## Exercise set
1. Answer these questions from the article about Austin FC's U.S. Open Cup match against San Antonio FC:
(a) By what score did Austin FC win its game in Washington, D.C.?
(b) In which stadium will the Wednesday match be played?
(c) Which kinds of leagues does the Open Cup draw its teams from?
2. Write the next part of the article about Austin FC's U.S. Open Cup match against San Antonio FC, continuing from where it stops.

## Document passage

Fresh off its 3-2 win in Washington, D.C., Austin FC will see a much closer foe this week. The team is preparing for an I-35 battle with its neighbors, San Antonio FC, in the U.S. Open Cup this Wednesday at San Antonio's Toyota Stadium.
The Lamar Hunt Open Cup, which is the longest-running soccer tournament in the United States, is a single-elimination tournament that pits teams in both professional and amateur leagues against one another.
It's the first tournament of its kind since 2019—and by the luck of the draw, Austin is facing its rival city in more ways than one on Wednesday.
A spurned San Antonio
I don't think you can count Austin FC vs San Antonio FC as "Just another game".— Colton McWilliams (@ColtonBMc) April 19, 2022
I think a lot folks here in San Antonio are still mad not just that they were passed up for the MLS bid but how they were passed up. It really rubbed folks the wrong way especially considering...

## Data section
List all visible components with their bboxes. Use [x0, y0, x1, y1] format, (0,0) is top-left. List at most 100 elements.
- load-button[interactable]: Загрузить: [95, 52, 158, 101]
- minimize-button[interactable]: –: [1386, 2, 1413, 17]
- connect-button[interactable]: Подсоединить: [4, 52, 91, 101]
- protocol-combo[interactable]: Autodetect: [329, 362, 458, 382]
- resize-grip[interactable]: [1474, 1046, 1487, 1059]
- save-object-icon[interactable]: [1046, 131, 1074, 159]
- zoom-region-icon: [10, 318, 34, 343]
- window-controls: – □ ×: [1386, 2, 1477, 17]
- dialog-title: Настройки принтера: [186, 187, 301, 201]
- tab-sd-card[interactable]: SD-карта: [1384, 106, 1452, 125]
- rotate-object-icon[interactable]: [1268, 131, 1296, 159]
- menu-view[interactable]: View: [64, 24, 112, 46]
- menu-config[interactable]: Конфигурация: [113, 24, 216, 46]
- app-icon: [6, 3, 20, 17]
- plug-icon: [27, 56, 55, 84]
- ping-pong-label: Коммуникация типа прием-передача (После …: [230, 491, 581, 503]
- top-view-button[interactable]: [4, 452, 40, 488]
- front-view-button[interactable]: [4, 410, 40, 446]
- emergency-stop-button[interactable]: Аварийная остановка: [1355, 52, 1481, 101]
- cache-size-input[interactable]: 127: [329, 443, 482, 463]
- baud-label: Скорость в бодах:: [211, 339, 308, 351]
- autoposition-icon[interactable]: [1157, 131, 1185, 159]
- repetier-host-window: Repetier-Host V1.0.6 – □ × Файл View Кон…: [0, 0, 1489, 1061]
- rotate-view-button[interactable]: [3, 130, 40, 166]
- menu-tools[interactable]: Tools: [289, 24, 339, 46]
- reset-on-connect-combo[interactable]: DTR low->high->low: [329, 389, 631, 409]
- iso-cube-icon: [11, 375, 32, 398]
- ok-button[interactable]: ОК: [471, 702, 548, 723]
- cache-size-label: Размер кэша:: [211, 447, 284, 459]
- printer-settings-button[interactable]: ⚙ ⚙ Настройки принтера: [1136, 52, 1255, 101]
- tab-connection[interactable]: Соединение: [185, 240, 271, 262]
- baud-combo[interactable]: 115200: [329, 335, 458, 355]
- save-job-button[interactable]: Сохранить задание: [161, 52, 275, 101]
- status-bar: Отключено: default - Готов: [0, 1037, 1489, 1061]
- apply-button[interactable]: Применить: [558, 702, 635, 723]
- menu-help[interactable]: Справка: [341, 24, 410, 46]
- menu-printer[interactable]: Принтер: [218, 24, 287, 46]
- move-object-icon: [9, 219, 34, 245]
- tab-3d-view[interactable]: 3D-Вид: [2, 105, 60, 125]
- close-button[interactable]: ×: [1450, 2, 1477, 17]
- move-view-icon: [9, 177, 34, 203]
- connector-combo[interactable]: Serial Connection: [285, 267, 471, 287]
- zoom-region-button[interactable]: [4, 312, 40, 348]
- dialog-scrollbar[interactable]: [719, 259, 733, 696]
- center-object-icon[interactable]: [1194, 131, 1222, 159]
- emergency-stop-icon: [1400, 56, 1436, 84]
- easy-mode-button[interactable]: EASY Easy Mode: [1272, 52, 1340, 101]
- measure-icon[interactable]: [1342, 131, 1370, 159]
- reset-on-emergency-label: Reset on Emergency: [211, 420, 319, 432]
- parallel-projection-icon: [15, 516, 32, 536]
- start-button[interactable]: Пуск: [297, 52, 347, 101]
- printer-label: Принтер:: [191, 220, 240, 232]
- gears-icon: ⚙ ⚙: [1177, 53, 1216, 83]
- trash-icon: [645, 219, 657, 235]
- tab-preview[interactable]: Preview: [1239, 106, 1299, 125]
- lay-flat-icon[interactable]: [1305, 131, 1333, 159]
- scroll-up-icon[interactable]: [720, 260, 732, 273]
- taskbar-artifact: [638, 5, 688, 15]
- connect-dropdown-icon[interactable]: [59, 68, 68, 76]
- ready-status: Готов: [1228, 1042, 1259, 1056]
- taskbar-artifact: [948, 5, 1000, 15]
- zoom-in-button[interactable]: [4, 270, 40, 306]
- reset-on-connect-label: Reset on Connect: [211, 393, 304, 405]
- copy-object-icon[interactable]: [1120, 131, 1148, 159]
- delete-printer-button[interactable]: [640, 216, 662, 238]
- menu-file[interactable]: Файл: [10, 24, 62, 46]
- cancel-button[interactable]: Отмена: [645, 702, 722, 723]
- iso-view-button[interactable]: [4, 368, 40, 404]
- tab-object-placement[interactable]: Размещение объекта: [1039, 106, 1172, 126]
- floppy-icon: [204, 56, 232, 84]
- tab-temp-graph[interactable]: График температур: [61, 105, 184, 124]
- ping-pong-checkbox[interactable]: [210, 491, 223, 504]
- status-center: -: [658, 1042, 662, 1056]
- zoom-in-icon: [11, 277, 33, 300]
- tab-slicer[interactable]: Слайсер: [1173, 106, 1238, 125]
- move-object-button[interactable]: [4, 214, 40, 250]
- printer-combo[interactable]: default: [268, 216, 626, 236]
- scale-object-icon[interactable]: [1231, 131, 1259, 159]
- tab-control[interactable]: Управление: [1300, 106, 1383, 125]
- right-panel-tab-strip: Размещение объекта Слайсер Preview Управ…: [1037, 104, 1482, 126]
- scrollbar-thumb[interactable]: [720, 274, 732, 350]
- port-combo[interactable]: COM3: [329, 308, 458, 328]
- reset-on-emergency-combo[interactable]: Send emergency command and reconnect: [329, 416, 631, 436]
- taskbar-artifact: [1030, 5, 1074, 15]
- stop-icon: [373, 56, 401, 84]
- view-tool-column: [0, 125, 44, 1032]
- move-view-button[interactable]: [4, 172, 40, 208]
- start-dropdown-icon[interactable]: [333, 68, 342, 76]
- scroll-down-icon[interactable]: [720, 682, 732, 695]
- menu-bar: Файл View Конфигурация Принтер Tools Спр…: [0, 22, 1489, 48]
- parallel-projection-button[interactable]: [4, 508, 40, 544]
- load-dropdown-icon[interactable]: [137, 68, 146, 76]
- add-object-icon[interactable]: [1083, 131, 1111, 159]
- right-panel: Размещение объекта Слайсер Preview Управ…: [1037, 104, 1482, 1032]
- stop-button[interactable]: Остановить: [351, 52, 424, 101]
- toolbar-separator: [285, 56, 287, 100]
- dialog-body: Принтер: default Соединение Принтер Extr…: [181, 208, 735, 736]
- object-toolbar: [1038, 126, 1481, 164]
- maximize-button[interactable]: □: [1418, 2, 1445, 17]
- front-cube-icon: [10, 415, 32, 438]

## Answers
1.
(a) 3-2
(b) Toyota Stadium in San Antonio
(c) Both professional and amateur leagues

2.
From tacos to sports teams, it's no secret that Austin and San Antonio have bickered over their reputation as Central Texas hubs since before South Congress was, well, South Congress.
And San Antonio and Austin were pitted against each other once again in Major League Soccer's search for a new soccer club.
According to a Texas Standard article, in 2015 Bexar County Judge Nelson Wolff (aptly named, considering Austin FC's future head coach Josh Wolff) confidently announced the city and county's $19 million deal to buy Toyota Field and convert it to an MLS stadium.
“It will be a great benefit to all the citizens of our community as we move forward to bring Major League Soccer to San Antonio,” Wolff said.
Seven years later, and the stadium isn't home to an MLS franchise. Instead, that future team will enter Toyota Stadium as Austin FC, and San Antonio is still feeling like it got the short end of the deal.
Austin's first major league sports team has been the fruitful reward of a long-fought battle, and it's now enjoyed by thousands of fans across the city. But Austin never filed for an application to the league, and San Antonio did.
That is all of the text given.